━━ EXCERPT TO READ ━━

This patch was applied to bpf/bpf-next.git (master)
by Andrii Nakryiko <andrii@kernel.org>:

On Sat, 12 Feb 2022 00:48:19 +0100 you wrote:
> When receiving netlink messages, libbpf was using a statically allocated
> stack buffer of 4k bytes. This happened to work fine on systems with a 4k
> page size, but on systems with larger page sizes it can lead to truncated
> messages. The user-visible impact of this was that libbpf would insist no
> XDP program was attached to some interfaces because that bit of the netlink
> message got chopped off.
> 
> [...]

Here is the summary with links:
  - [bpf-next,v2] libbpf: Use dynamically allocated buffer when receiving netlink messages
    https://git.kernel.org/bpf/bpf-next/c/9c3de619e13e

You are awesome, thank you!
Toke Høiland-Jørgensen Feb. 13, 2022, 3:17 p.m. UTC | #3
Andrii Nakryiko <andrii.nakryiko@gmail.com> writes:

> On Fri, Feb 11, 2022 at 3:49 PM Toke Høiland-Jørgensen <toke@redhat.com> wrote:
>>
>> When receiving netlink messages, libbpf was using a statically allocated
>> stack buffer of 4k bytes. This happened to work fine on systems with a 4k
>> page size, but on systems with larger page sizes it can lead to truncated
>> messages. The user-visible impact of this was that libbpf would insist no
>> XDP program was attached to some interfaces because that bit of the netlink
>> message got chopped off.
>>
>> Fix this by switching to a dynamically allocated buffer; we borrow the
>> approach from iproute2 of using recvmsg() with MSG_PEEK|MSG_TRUNC to get
>> the actual size of the pending message before receiving it, adjusting the
>> buffer as necessary. While we're at it, also add retries on interrupted
>> system calls around the recvmsg() call.
>>
>> v2:
>>   - Move peek logic to libbpf_netlink_recv(), don't double free on ENOMEM.

━━━
━━ MATERIAL PROVIDED ━━

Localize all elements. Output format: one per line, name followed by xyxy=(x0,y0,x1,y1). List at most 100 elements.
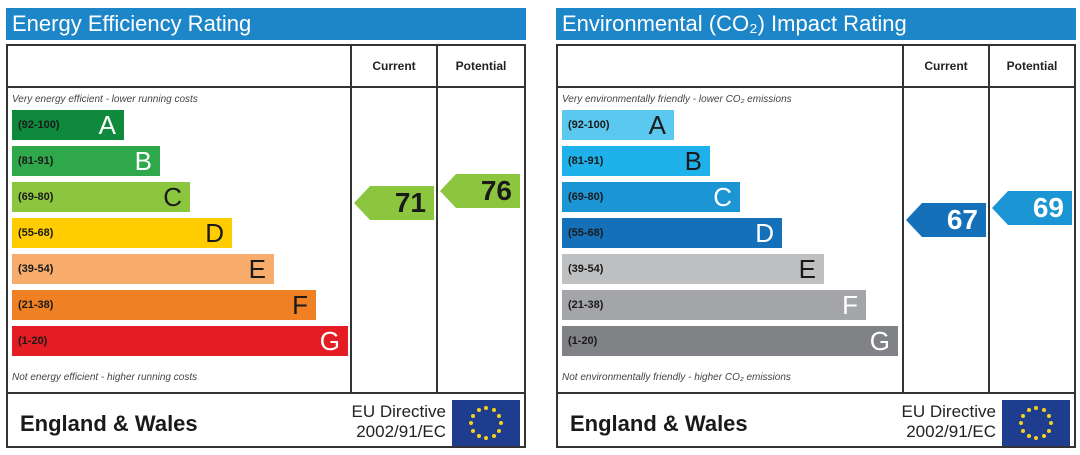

━━━

# TO DO:
A) In the libbpf netlink patch thread, translate this sentence into Spanish: "While we're at it, also add retries on interrupted system calls around the recvmsg() call."
B) Write what comes next in the libbpf netlink patch thread, starting right after its last line.

# PER-TASK ANSWERS:
A) De paso, se añaden también reintentos ante llamadas al sistema interrumpidas en torno a la llamada a recvmsg().

B)
>>
>> Reported-by: Zhiqian Guan <zhguan@redhat.com>
>> Fixes: 8bbb77b7c7a2 ("libbpf: Add various netlink helpers")
>> Acked-by: Kumar Kartikeya Dwivedi <memxor@gmail.com>
>> Signed-off-by: Toke Høiland-Jørgensen <toke@redhat.com>
>> ---
>
> Applied to bpf-next.

Awesome, thanks!

> One improvement would be to avoid initial malloc of 4096, especially
> if that size is enough for most cases. You could detect this through
> iov.iov_base == buf and not free(iov.iov_base) at the end. Seems
> reliable and simple enough. I'll leave it up to you to follow up, if
> you think it's a good idea.

Hmm, seems distributions tend to default the stack size limit to 8k; so
not sure if blowing half of that on a buffer just to avoid a call to
malloc() in a non-performance-sensitive is ideal to begin with? I think
I'd prefer to just keep the dynamic allocation...

-Toke
Andrii Nakryiko Feb. 14, 2022, 5:52 a.m. UTC | #4
On Sun, Feb 13, 2022 at 7:17 AM Toke Høiland-Jørgensen <toke@redhat.com> wrote:
>
> Andrii Nakryiko <andrii.nakryiko@gmail.com> writes:
>
> > On Fri, Feb 11, 2022 at 3:49 PM Toke Høiland-Jørgensen <toke@redhat.com> wrote:
> >>
> >> When receiving netlink messages, libbpf was using a statically allocated
> >> stack buffer of 4k bytes. This happened to work fine on systems with a 4k
> >> page size, but on systems with larger page sizes it can lead to truncated
> >> messages. The user-visible impact of this was that libbpf would insist no
> >> XDP program was attached to some interfaces because that bit of the netlink
> >> message got chopped off.
> >>
> >> Fix this by switching to a dynamically allocated buffer; we borrow the
> >> approach from iproute2 of using recvmsg() with MSG_PEEK|MSG_TRUNC to get
> >> the actual size of the pending message before receiving it, adjusting the
> >> buffer as necessary. While we're at it, also add retries on interrupted
> >> system calls around the recvmsg() call.
> >>
> >> v2:
> >>   - Move peek logic to libbpf_netlink_recv(), don't double free on ENOMEM.
> >>
> >> Reported-by: Zhiqian Guan <zhguan@redhat.com>
> >> Fixes: 8bbb77b7c7a2 ("libbpf: Add various netlink helpers")
> >> Acked-by: Kumar Kartikeya Dwivedi <memxor@gmail.com>
> >> Signed-off-by: Toke Høiland-Jørgensen <toke@redhat.com>
> >> ---
> >
> > Applied to bpf-next.
>
> Awesome, thanks!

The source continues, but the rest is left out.